- _What is asked_
Identify every line containing the word "label" and reproduce each one.

(begin)

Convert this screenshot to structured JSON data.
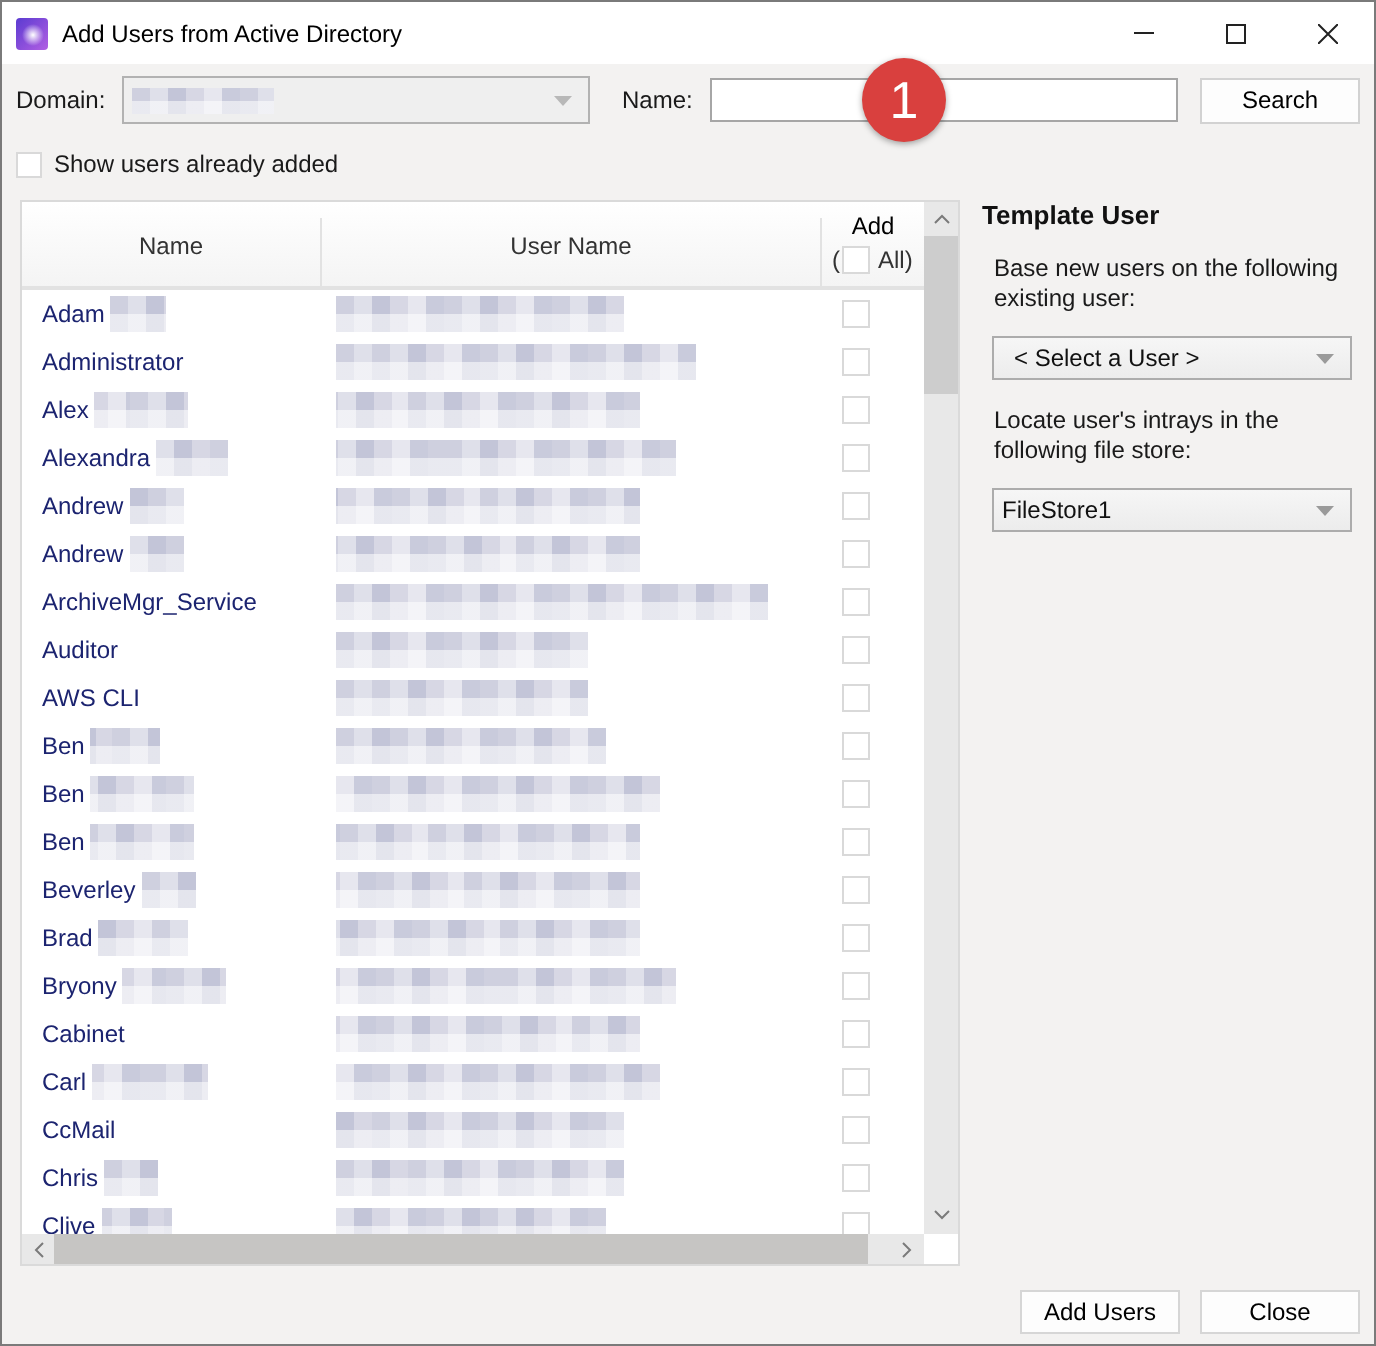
{
  "window": {
    "title": "Add Users from Active Directory"
  },
  "toolbar": {
    "domain": {
      "label": "Domain:",
      "disabled": true,
      "value_blurred": true
    },
    "name": {
      "label": "Name:"
    },
    "search_button": "Search"
  },
  "annotation": {
    "text": "1"
  },
  "show_added": {
    "label": "Show users already added",
    "checked": false
  },
  "table": {
    "columns": [
      "Name",
      "User Name",
      "Add"
    ],
    "add_all": {
      "prefix": "(",
      "label": "All)",
      "checked": false
    },
    "rows": [
      {
        "name": "Adam",
        "surname_blurred": true,
        "username_blurred": true,
        "add": false
      },
      {
        "name": "Administrator",
        "surname_blurred": false,
        "username_blurred": true,
        "add": false
      },
      {
        "name": "Alex",
        "surname_blurred": true,
        "username_blurred": true,
        "add": false
      },
      {
        "name": "Alexandra",
        "surname_blurred": true,
        "username_blurred": true,
        "add": false
      },
      {
        "name": "Andrew",
        "surname_blurred": true,
        "username_blurred": true,
        "add": false
      },
      {
        "name": "Andrew",
        "surname_blurred": true,
        "username_blurred": true,
        "add": false
      },
      {
        "name": "ArchiveMgr_Service",
        "surname_blurred": false,
        "username_blurred": true,
        "add": false
      },
      {
        "name": "Auditor",
        "surname_blurred": false,
        "username_blurred": true,
        "add": false
      },
      {
        "name": "AWS CLI",
        "surname_blurred": false,
        "username_blurred": true,
        "add": false
      },
      {
        "name": "Ben",
        "surname_blurred": true,
        "username_blurred": true,
        "add": false
      },
      {
        "name": "Ben",
        "surname_blurred": true,
        "username_blurred": true,
        "add": false
      },
      {
        "name": "Ben",
        "surname_blurred": true,
        "username_blurred": true,
        "add": false
      },
      {
        "name": "Beverley",
        "surname_blurred": true,
        "username_blurred": true,
        "add": false
      },
      {
        "name": "Brad",
        "surname_blurred": true,
        "username_blurred": true,
        "add": false
      },
      {
        "name": "Bryony",
        "surname_blurred": true,
        "username_blurred": true,
        "add": false
      },
      {
        "name": "Cabinet",
        "surname_blurred": false,
        "username_blurred": true,
        "add": false
      },
      {
        "name": "Carl",
        "surname_blurred": true,
        "username_blurred": true,
        "add": false
      },
      {
        "name": "CcMail",
        "surname_blurred": false,
        "username_blurred": true,
        "add": false
      },
      {
        "name": "Chris",
        "surname_blurred": true,
        "username_blurred": true,
        "add": false
      },
      {
        "name": "Clive",
        "surname_blurred": true,
        "username_blurred": true,
        "add": false
      }
    ]
  },
  "template_user": {
    "title": "Template User",
    "user_prompt": "Base new users on the following existing user:",
    "user_select": "< Select a User >",
    "store_prompt": "Locate user's intrays in the following file store:",
    "store_select": "FileStore1"
  },
  "buttons": [
    "Add Users",
    "Close"
  ]
}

(end)

- _Result for this task_
      "label": "Domain:",
      "label": "Name:"
    "label": "Show users already added",
      "label": "All)",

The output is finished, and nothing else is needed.